§ **Quoted text**:
____________
Make regular and effective communication a priority. This is essential for working successfully in any team/group. Find different ways to communicate your message and don’t just rely on one form of communication. Ask your volunteers what their preferred form of communication is. Always ensure you communicate with clarity to ensure there are no gaps.
Find out what skills, knowledge and experience your volunteers bring to your organisation. We all have different attributes and qualities that we can contribute, so find out what your volunteers strengths are and how can you utilise them. Here is a brief summary of what different people will be good at in your organisation:-
- Volunteers who are results orientated will be good at problem solving, challenges
- Volunteers who are talkers will be good at motivating, promoting, gaining sponsorship and selling ideas/services.
- Volunteers who are quiet people are deep thinkers will be methodical and slow paced and like to work as part of a team.
- Volunteers who are careful and accurate like to complete tasks and will be good at paperwork for example budgets and anything that requires attention to detail.
Build long term capability and sustainability in your organisation. You can do this by having specific job descriptions and clearly defined expectations of your volunteers. Ensure that you are honest about the time and commitment that is required from your volunteers.
Does your organisation have a strategic plan that clearly identifies how your volunteers can work to support you to achieve your organisation’s goals? A strategic plan is an important document that is specific and measurable and provides focus and direction with short, medium and long term goals. It must also have the buy in from the organisation and not be driven by one or few individuals.
____________
(Bounding box entries)

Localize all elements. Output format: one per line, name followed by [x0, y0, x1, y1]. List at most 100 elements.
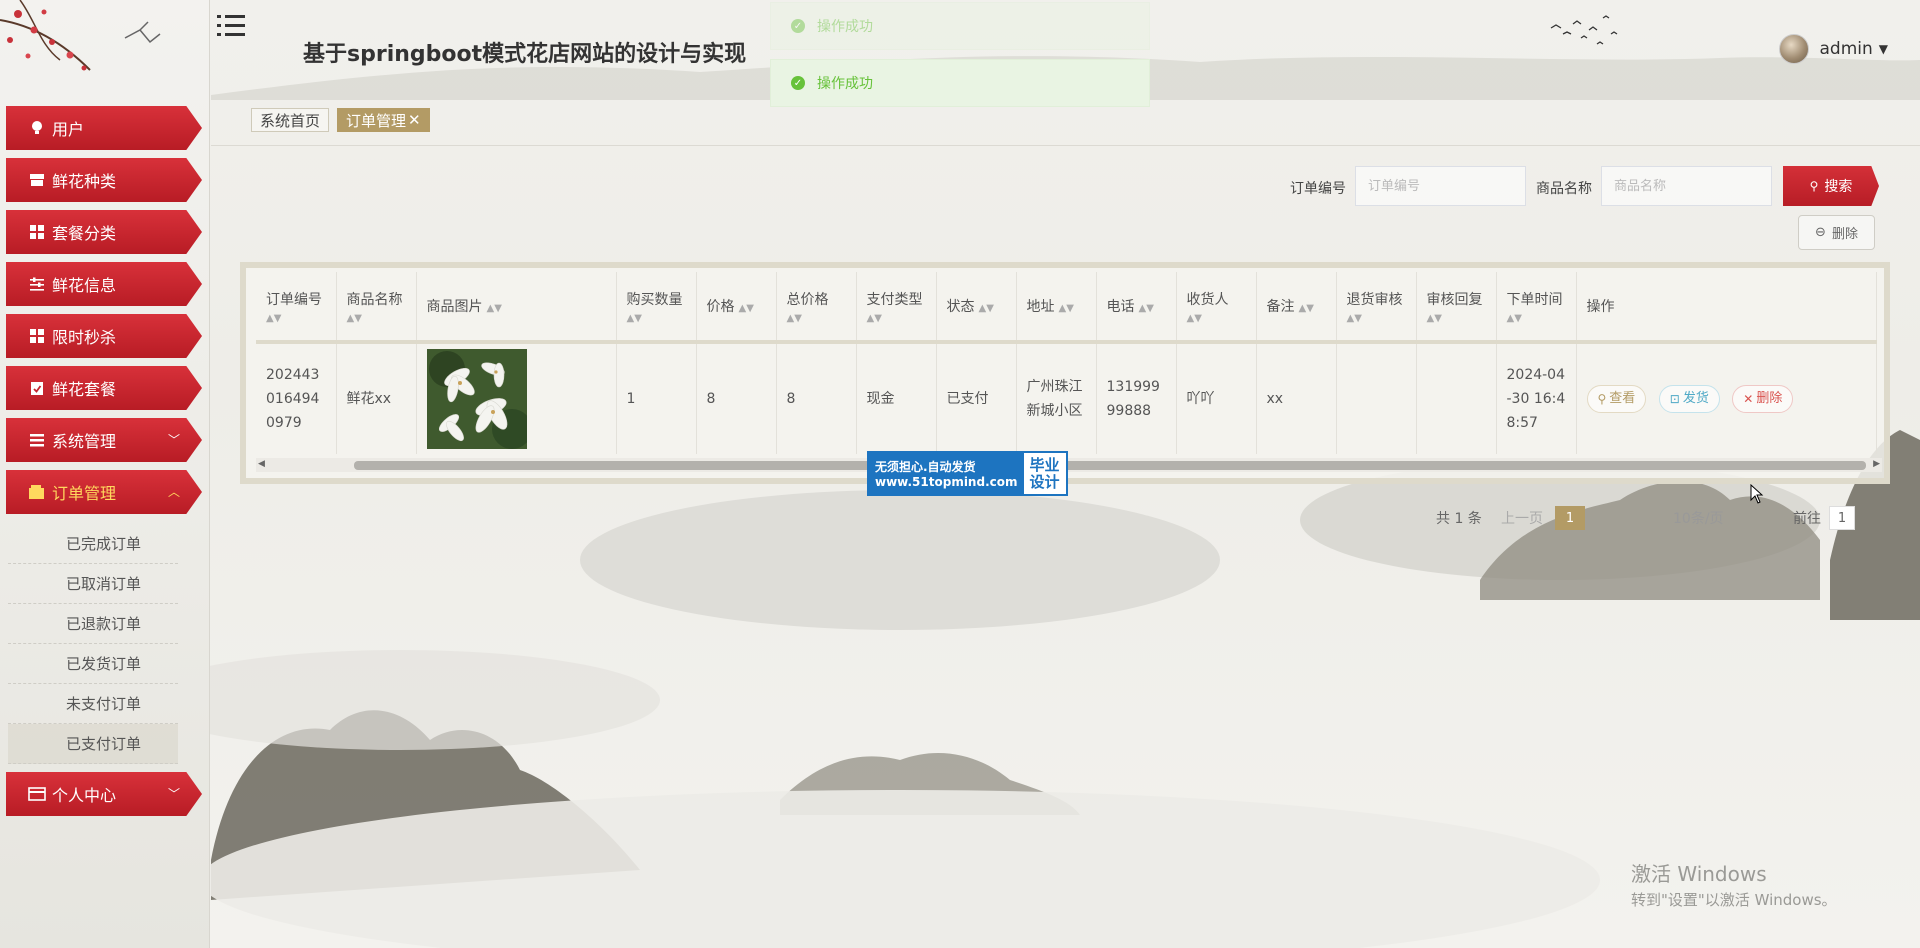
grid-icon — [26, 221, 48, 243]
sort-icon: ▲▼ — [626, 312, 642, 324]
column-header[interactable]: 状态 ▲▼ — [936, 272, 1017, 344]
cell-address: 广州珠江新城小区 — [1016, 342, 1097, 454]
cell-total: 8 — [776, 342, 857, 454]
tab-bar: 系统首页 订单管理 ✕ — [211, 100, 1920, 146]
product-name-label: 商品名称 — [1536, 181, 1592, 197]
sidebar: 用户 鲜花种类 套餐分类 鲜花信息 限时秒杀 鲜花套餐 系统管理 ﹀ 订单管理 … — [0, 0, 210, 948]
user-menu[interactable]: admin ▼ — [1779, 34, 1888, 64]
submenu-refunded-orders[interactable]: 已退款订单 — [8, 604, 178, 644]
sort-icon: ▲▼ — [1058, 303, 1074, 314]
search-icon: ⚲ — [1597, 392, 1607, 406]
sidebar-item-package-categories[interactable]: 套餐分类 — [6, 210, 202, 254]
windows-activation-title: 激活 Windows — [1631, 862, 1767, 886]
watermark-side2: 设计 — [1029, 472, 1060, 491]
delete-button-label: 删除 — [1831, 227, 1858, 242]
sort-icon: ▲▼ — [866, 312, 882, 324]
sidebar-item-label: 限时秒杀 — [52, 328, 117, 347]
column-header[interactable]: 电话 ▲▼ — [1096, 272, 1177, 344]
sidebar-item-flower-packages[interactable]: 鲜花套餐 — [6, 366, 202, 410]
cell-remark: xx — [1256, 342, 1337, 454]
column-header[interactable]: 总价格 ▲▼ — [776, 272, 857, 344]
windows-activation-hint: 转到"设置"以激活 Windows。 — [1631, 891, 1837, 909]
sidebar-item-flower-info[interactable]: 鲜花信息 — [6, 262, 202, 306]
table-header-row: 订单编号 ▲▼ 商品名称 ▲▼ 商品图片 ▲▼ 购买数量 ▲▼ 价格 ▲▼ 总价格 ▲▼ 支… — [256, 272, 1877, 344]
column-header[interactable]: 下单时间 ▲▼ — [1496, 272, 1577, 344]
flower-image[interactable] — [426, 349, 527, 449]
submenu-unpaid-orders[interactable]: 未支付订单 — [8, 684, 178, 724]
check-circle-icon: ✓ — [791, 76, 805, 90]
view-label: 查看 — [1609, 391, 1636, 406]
____________
§ **Written tasks**:
A – Answer from the text on managing volunteers:
(i) Whom does it say to ask about their preferred form of communication?
(ii) Which volunteers does it say will be good at paperwork such as budgets?
(iii) What three ranges of goals does it say a strategic plan provides?
B – Please pick up the text on managing volunteers after its last sentence and carry it on in the same style.

§ **Expected answers**:
A –
(i) Your volunteers.
(ii) Volunteers who are careful and accurate.
(iii) Short, medium and long term goals.

B –
The welcoming process and orientation and training of volunteers is vital to ensure that everyone has the opportunity to ask questions, and identify areas that they need support in. How good is your welcoming process, what will your volunteers see, hear and feel when they come into your group, first impressions are everything. Do you have an induction pack? Check in regularly with your volunteers to see how they are going, you can do this informally or formally. Check in with them eight weeks after they have joined and ask if they have any questions or queries. What provision have you made for the training needs of your volunteers?
Celebrate your achievements no matter how big or small, too often we only see how far we have to go not how far we have already come. Remember to show your volunteers that you value their contributions, ideas and commitment to your organisation. There are many ways to say thank you, be creative.
Build relationships by taking the time to get to know each other. It can be as simple as using icebreakers at your meetings. I suggest that you plan for two team building events a year. In our busy lives we have forgotten how important it is to make a connection with the people we work with.
Finally remember that in any organisation people are your best asset, so it’s important to look after them and show them you appreciate and value what they bring to your organisation.